-------- RECORD EXCERPTS
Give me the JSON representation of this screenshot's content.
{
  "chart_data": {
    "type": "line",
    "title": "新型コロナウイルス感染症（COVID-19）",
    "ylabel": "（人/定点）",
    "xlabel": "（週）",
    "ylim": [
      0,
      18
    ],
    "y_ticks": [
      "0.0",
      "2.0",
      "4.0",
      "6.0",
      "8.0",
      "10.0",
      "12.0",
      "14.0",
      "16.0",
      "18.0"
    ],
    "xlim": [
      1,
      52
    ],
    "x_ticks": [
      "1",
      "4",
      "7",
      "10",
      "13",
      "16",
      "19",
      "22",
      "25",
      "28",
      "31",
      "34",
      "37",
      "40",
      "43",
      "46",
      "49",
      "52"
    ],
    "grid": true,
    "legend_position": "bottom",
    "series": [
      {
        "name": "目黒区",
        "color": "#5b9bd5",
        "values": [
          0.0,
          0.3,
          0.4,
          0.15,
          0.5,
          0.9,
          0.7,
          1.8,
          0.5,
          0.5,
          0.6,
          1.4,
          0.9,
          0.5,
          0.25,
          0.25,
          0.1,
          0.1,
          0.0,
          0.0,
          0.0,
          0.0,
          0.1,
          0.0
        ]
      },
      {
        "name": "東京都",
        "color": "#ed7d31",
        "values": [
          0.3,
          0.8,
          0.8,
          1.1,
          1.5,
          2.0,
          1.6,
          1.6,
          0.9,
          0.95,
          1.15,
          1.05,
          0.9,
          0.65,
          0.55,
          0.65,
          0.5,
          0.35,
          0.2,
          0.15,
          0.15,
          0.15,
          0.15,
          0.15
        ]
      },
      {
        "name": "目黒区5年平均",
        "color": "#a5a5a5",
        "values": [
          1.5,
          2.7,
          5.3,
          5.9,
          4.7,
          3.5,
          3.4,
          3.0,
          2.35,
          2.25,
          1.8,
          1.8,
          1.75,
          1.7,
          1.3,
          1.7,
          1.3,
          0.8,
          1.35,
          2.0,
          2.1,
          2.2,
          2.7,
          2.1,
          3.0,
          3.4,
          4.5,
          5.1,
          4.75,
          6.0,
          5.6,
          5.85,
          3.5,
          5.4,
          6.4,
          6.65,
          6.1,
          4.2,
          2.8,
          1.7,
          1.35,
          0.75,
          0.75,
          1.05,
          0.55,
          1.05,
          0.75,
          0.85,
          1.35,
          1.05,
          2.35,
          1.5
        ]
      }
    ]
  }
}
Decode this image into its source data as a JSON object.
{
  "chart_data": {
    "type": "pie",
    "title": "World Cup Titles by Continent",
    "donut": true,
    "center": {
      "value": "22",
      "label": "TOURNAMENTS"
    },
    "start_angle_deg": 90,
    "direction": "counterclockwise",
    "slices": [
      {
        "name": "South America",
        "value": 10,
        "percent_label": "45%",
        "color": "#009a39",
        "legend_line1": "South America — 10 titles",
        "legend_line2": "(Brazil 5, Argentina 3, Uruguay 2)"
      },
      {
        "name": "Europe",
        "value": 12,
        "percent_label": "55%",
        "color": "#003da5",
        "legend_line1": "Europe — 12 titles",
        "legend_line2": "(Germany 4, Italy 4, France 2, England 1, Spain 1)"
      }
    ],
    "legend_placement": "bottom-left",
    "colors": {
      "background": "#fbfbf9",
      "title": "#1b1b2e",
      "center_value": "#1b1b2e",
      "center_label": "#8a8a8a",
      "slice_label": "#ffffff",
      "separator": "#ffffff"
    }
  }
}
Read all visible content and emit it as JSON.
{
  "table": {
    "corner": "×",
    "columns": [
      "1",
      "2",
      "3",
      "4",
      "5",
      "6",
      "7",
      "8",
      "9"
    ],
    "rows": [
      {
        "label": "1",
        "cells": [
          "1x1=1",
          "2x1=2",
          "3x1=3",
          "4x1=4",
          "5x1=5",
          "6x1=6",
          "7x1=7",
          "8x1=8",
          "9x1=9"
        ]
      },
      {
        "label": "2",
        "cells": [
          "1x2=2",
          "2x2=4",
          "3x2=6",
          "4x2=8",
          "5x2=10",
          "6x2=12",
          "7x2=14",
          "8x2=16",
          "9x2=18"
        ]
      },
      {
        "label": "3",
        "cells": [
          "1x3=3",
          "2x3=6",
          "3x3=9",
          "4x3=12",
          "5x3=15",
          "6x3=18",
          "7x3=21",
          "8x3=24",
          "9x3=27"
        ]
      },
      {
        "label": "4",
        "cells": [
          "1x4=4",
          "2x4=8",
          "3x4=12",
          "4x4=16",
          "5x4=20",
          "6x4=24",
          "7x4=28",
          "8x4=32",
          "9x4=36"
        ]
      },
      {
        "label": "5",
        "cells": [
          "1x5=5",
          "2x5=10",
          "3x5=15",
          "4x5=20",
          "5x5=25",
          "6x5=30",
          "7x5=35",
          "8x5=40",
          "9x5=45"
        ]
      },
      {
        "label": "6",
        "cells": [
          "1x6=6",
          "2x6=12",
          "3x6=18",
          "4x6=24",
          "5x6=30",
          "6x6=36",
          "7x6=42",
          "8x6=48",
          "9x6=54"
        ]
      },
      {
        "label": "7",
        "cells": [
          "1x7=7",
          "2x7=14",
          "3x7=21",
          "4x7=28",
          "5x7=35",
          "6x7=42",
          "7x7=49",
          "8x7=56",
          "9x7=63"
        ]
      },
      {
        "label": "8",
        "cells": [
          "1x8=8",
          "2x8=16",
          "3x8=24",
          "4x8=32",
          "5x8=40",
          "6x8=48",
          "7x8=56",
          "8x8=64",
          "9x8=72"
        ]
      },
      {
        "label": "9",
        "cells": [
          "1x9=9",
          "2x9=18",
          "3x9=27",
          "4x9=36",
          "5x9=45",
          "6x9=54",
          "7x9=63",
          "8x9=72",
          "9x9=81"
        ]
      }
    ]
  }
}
----------------
• GIVEN EXERCISE:
The records above should be repeated in full, exactly as given.

• SOLUTION TO THE PROBLEM:
Give me the JSON representation of this screenshot's content.
{
  "chart_data": {
    "type": "line",
    "title": "新型コロナウイルス感染症（COVID-19）",
    "ylabel": "（人/定点）",
    "xlabel": "（週）",
    "ylim": [
      0,
      18
    ],
    "y_ticks": [
      "0.0",
      "2.0",
      "4.0",
      "6.0",
      "8.0",
      "10.0",
      "12.0",
      "14.0",
      "16.0",
      "18.0"
    ],
    "xlim": [
      1,
      52
    ],
    "x_ticks": [
      "1",
      "4",
      "7",
      "10",
      "13",
      "16",
      "19",
      "22",
      "25",
      "28",
      "31",
      "34",
      "37",
      "40",
      "43",
      "46",
      "49",
      "52"
    ],
    "grid": true,
    "legend_position": "bottom",
    "series": [
      {
        "name": "目黒区",
        "color": "#5b9bd5",
        "values": [
          0.0,
          0.3,
          0.4,
          0.15,
          0.5,
          0.9,
          0.7,
          1.8,
          0.5,
          0.5,
          0.6,
          1.4,
          0.9,
          0.5,
          0.25,
          0.25,
          0.1,
          0.1,
          0.0,
          0.0,
          0.0,
          0.0,
          0.1,
          0.0
        ]
      },
      {
        "name": "東京都",
        "color": "#ed7d31",
        "values": [
          0.3,
          0.8,
          0.8,
          1.1,
          1.5,
          2.0,
          1.6,
          1.6,
          0.9,
          0.95,
          1.15,
          1.05,
          0.9,
          0.65,
          0.55,
          0.65,
          0.5,
          0.35,
          0.2,
          0.15,
          0.15,
          0.15,
          0.15,
          0.15
        ]
      },
      {
        "name": "目黒区5年平均",
        "color": "#a5a5a5",
        "values": [
          1.5,
          2.7,
          5.3,
          5.9,
          4.7,
          3.5,
          3.4,
          3.0,
          2.35,
          2.25,
          1.8,
          1.8,
          1.75,
          1.7,
          1.3,
          1.7,
          1.3,
          0.8,
          1.35,
          2.0,
          2.1,
          2.2,
          2.7,
          2.1,
          3.0,
          3.4,
          4.5,
          5.1,
          4.75,
          6.0,
          5.6,
          5.85,
          3.5,
          5.4,
          6.4,
          6.65,
          6.1,
          4.2,
          2.8,
          1.7,
          1.35,
          0.75,
          0.75,
          1.05,
          0.55,
          1.05,
          0.75,
          0.85,
          1.35,
          1.05,
          2.35,
          1.5
        ]
      }
    ]
  }
}
Decode this image into its source data as a JSON object.
{
  "chart_data": {
    "type": "pie",
    "title": "World Cup Titles by Continent",
    "donut": true,
    "center": {
      "value": "22",
      "label": "TOURNAMENTS"
    },
    "start_angle_deg": 90,
    "direction": "counterclockwise",
    "slices": [
      {
        "name": "South America",
        "value": 10,
        "percent_label": "45%",
        "color": "#009a39",
        "legend_line1": "South America — 10 titles",
        "legend_line2": "(Brazil 5, Argentina 3, Uruguay 2)"
      },
      {
        "name": "Europe",
        "value": 12,
        "percent_label": "55%",
        "color": "#003da5",
        "legend_line1": "Europe — 12 titles",
        "legend_line2": "(Germany 4, Italy 4, France 2, England 1, Spain 1)"
      }
    ],
    "legend_placement": "bottom-left",
    "colors": {
      "background": "#fbfbf9",
      "title": "#1b1b2e",
      "center_value": "#1b1b2e",
      "center_label": "#8a8a8a",
      "slice_label": "#ffffff",
      "separator": "#ffffff"
    }
  }
}
Read all visible content and emit it as JSON.
{
  "table": {
    "corner": "×",
    "columns": [
      "1",
      "2",
      "3",
      "4",
      "5",
      "6",
      "7",
      "8",
      "9"
    ],
    "rows": [
      {
        "label": "1",
        "cells": [
          "1x1=1",
          "2x1=2",
          "3x1=3",
          "4x1=4",
          "5x1=5",
          "6x1=6",
          "7x1=7",
          "8x1=8",
          "9x1=9"
        ]
      },
      {
        "label": "2",
        "cells": [
          "1x2=2",
          "2x2=4",
          "3x2=6",
          "4x2=8",
          "5x2=10",
          "6x2=12",
          "7x2=14",
          "8x2=16",
          "9x2=18"
        ]
      },
      {
        "label": "3",
        "cells": [
          "1x3=3",
          "2x3=6",
          "3x3=9",
          "4x3=12",
          "5x3=15",
          "6x3=18",
          "7x3=21",
          "8x3=24",
          "9x3=27"
        ]
      },
      {
        "label": "4",
        "cells": [
          "1x4=4",
          "2x4=8",
          "3x4=12",
          "4x4=16",
          "5x4=20",
          "6x4=24",
          "7x4=28",
          "8x4=32",
          "9x4=36"
        ]
      },
      {
        "label": "5",
        "cells": [
          "1x5=5",
          "2x5=10",
          "3x5=15",
          "4x5=20",
          "5x5=25",
          "6x5=30",
          "7x5=35",
          "8x5=40",
          "9x5=45"
        ]
      },
      {
        "label": "6",
        "cells": [
          "1x6=6",
          "2x6=12",
          "3x6=18",
          "4x6=24",
          "5x6=30",
          "6x6=36",
          "7x6=42",
          "8x6=48",
          "9x6=54"
        ]
      },
      {
        "label": "7",
        "cells": [
          "1x7=7",
          "2x7=14",
          "3x7=21",
          "4x7=28",
          "5x7=35",
          "6x7=42",
          "7x7=49",
          "8x7=56",
          "9x7=63"
        ]
      },
      {
        "label": "8",
        "cells": [
          "1x8=8",
          "2x8=16",
          "3x8=24",
          "4x8=32",
          "5x8=40",
          "6x8=48",
          "7x8=56",
          "8x8=64",
          "9x8=72"
        ]
      },
      {
        "label": "9",
        "cells": [
          "1x9=9",
          "2x9=18",
          "3x9=27",
          "4x9=36",
          "5x9=45",
          "6x9=54",
          "7x9=63",
          "8x9=72",
          "9x9=81"
        ]
      }
    ]
  }
}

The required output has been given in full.